▶ **Set task**
Print the whole listing exactly.

Stored entries

┌────────

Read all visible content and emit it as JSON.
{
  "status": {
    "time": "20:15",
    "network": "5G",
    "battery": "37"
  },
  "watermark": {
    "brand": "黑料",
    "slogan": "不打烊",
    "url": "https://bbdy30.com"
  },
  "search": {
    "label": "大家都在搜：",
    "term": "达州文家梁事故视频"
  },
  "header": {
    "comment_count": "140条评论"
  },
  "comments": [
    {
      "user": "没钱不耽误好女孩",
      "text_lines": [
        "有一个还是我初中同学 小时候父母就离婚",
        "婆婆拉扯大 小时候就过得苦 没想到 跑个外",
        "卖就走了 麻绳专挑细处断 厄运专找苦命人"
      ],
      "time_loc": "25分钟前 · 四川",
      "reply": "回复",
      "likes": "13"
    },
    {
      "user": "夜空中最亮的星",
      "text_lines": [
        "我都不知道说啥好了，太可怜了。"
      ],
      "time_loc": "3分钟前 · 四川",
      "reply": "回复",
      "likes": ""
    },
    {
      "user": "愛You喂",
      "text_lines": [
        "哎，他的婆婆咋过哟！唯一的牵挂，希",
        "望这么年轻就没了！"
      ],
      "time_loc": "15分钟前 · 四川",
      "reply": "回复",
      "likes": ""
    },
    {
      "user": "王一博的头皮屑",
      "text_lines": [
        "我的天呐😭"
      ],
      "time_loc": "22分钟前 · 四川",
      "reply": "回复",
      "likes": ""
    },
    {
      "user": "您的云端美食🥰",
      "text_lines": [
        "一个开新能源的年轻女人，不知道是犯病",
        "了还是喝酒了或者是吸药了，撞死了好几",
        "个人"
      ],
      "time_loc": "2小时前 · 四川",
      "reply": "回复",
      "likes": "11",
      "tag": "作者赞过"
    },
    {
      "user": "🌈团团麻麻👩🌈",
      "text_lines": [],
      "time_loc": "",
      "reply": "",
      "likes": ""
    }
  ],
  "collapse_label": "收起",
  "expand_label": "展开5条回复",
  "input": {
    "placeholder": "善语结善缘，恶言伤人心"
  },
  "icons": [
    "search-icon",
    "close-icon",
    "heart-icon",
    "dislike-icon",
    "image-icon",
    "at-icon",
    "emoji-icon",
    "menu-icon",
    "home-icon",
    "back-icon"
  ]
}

└────────

▶ **Final result**
Read all visible content and emit it as JSON.
{
  "status": {
    "time": "20:15",
    "network": "5G",
    "battery": "37"
  },
  "watermark": {
    "brand": "黑料",
    "slogan": "不打烊",
    "url": "https://bbdy30.com"
  },
  "search": {
    "label": "大家都在搜：",
    "term": "达州文家梁事故视频"
  },
  "header": {
    "comment_count": "140条评论"
  },
  "comments": [
    {
      "user": "没钱不耽误好女孩",
      "text_lines": [
        "有一个还是我初中同学 小时候父母就离婚",
        "婆婆拉扯大 小时候就过得苦 没想到 跑个外",
        "卖就走了 麻绳专挑细处断 厄运专找苦命人"
      ],
      "time_loc": "25分钟前 · 四川",
      "reply": "回复",
      "likes": "13"
    },
    {
      "user": "夜空中最亮的星",
      "text_lines": [
        "我都不知道说啥好了，太可怜了。"
      ],
      "time_loc": "3分钟前 · 四川",
      "reply": "回复",
      "likes": ""
    },
    {
      "user": "愛You喂",
      "text_lines": [
        "哎，他的婆婆咋过哟！唯一的牵挂，希",
        "望这么年轻就没了！"
      ],
      "time_loc": "15分钟前 · 四川",
      "reply": "回复",
      "likes": ""
    },
    {
      "user": "王一博的头皮屑",
      "text_lines": [
        "我的天呐😭"
      ],
      "time_loc": "22分钟前 · 四川",
      "reply": "回复",
      "likes": ""
    },
    {
      "user": "您的云端美食🥰",
      "text_lines": [
        "一个开新能源的年轻女人，不知道是犯病",
        "了还是喝酒了或者是吸药了，撞死了好几",
        "个人"
      ],
      "time_loc": "2小时前 · 四川",
      "reply": "回复",
      "likes": "11",
      "tag": "作者赞过"
    },
    {
      "user": "🌈团团麻麻👩🌈",
      "text_lines": [],
      "time_loc": "",
      "reply": "",
      "likes": ""
    }
  ],
  "collapse_label": "收起",
  "expand_label": "展开5条回复",
  "input": {
    "placeholder": "善语结善缘，恶言伤人心"
  },
  "icons": [
    "search-icon",
    "close-icon",
    "heart-icon",
    "dislike-icon",
    "image-icon",
    "at-icon",
    "emoji-icon",
    "menu-icon",
    "home-icon",
    "back-icon"
  ]
}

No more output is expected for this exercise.